▶ EXERCISE BRIEF:
Report only the number of lines in this material that include the string "zednářství".

#### RECORD SET ####

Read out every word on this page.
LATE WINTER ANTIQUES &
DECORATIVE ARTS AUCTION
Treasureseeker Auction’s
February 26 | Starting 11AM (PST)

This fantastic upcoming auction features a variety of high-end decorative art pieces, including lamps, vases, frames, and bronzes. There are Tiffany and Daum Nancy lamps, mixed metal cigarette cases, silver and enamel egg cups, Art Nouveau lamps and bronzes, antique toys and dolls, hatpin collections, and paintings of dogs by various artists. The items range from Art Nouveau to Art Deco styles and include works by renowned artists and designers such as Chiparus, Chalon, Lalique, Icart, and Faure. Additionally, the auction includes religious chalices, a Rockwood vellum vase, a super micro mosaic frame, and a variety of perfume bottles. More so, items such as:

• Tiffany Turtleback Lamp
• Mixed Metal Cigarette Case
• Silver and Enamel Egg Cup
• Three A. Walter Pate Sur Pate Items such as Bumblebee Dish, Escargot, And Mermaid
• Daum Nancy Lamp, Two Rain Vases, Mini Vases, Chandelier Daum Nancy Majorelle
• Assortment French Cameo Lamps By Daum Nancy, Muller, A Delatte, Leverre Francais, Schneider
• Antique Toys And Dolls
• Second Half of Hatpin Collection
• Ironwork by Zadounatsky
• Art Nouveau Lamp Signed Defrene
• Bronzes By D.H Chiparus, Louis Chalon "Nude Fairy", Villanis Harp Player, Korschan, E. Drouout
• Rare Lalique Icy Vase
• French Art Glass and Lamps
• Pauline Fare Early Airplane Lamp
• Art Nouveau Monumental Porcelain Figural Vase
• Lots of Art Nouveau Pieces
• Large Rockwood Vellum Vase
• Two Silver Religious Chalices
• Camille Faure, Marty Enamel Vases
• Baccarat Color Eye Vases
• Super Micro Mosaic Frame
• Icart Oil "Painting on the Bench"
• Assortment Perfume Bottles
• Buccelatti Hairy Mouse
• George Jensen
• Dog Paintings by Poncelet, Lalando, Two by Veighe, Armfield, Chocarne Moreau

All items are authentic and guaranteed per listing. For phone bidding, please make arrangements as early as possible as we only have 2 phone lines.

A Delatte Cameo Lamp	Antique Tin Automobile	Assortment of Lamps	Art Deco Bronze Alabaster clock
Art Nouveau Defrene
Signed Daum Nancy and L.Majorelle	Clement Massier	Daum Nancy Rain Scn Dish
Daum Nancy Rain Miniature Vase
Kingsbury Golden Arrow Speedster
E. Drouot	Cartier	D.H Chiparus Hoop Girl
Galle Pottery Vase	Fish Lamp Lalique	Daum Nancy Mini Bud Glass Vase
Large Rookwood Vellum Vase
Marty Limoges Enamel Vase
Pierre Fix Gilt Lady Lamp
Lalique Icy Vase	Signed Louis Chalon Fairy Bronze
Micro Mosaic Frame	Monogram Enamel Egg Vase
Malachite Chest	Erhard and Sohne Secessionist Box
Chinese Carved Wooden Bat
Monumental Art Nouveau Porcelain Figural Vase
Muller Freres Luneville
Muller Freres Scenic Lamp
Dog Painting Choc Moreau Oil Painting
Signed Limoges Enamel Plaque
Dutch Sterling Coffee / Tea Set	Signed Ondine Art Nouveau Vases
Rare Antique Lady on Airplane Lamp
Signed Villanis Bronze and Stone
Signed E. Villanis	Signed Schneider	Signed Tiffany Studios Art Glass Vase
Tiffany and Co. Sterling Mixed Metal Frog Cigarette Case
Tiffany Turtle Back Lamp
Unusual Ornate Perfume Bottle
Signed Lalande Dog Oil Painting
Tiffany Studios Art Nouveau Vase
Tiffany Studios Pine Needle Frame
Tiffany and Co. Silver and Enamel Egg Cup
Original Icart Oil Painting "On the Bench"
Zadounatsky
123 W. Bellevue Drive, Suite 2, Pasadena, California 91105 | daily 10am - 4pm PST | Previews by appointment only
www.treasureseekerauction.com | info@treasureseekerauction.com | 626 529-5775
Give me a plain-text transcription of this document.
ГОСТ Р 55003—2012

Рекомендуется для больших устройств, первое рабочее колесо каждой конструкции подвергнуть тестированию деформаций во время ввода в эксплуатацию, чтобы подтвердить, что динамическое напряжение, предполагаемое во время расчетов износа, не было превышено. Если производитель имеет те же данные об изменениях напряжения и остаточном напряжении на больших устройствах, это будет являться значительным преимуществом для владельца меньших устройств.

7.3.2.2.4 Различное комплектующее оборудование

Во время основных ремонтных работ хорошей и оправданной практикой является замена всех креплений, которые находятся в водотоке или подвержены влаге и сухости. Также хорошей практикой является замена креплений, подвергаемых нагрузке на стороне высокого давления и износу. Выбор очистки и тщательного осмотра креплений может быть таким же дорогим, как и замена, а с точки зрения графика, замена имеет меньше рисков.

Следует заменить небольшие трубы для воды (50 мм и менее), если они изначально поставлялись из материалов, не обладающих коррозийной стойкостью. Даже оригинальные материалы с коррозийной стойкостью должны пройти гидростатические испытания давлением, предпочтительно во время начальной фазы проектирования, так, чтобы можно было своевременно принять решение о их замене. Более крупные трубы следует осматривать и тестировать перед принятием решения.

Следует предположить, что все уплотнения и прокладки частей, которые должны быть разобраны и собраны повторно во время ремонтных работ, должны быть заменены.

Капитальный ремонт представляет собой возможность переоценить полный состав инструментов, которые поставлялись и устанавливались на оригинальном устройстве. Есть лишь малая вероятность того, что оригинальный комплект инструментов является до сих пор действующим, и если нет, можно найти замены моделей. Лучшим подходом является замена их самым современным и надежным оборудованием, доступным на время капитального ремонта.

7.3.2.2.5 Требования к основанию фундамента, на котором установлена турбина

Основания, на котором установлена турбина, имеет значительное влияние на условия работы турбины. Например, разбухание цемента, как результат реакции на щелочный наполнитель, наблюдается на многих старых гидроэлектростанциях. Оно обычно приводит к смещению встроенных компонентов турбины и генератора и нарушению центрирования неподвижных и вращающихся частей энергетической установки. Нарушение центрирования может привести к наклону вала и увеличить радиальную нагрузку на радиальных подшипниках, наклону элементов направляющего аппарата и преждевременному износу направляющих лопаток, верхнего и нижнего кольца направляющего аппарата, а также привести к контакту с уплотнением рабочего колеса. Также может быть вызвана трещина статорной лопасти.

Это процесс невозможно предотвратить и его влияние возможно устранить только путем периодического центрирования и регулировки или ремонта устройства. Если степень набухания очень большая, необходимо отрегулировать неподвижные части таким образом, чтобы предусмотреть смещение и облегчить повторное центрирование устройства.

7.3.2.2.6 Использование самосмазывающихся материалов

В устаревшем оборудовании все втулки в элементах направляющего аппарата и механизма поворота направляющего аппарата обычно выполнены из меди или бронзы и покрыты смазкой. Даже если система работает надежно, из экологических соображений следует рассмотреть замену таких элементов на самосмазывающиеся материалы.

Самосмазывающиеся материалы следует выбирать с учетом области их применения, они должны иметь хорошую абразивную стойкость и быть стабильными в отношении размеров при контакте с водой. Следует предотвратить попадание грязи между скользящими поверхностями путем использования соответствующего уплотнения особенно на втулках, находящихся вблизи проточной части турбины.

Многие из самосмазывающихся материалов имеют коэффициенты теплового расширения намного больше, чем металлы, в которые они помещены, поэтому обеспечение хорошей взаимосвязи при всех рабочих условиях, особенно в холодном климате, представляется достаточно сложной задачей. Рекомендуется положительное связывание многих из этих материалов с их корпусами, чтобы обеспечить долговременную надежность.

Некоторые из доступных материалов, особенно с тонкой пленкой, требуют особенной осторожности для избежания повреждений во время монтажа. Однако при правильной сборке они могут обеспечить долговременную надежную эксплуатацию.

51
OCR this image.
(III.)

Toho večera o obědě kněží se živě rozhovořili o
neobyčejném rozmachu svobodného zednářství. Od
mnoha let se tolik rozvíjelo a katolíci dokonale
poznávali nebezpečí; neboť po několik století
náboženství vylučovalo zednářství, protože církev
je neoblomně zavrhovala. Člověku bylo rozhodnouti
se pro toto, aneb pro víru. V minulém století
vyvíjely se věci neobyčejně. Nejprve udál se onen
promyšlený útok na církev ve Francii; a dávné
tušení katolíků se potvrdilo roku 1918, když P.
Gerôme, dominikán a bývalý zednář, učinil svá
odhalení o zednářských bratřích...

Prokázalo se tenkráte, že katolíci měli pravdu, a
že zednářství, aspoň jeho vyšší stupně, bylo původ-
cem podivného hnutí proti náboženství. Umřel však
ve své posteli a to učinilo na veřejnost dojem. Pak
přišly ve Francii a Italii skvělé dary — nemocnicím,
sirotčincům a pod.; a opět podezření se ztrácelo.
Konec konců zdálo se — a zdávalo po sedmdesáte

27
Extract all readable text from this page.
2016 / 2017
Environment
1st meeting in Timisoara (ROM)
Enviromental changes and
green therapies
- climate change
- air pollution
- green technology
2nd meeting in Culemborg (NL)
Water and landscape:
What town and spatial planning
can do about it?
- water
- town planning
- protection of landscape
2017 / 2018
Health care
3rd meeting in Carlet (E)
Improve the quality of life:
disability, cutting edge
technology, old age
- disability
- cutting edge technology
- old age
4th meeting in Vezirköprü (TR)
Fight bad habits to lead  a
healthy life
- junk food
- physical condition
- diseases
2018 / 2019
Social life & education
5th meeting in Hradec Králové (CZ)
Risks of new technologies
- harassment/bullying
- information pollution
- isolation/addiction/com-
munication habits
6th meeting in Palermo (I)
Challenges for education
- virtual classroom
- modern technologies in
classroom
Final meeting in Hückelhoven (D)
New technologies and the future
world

####

▶ OUTPUT FOR THIS EXERCISE:
3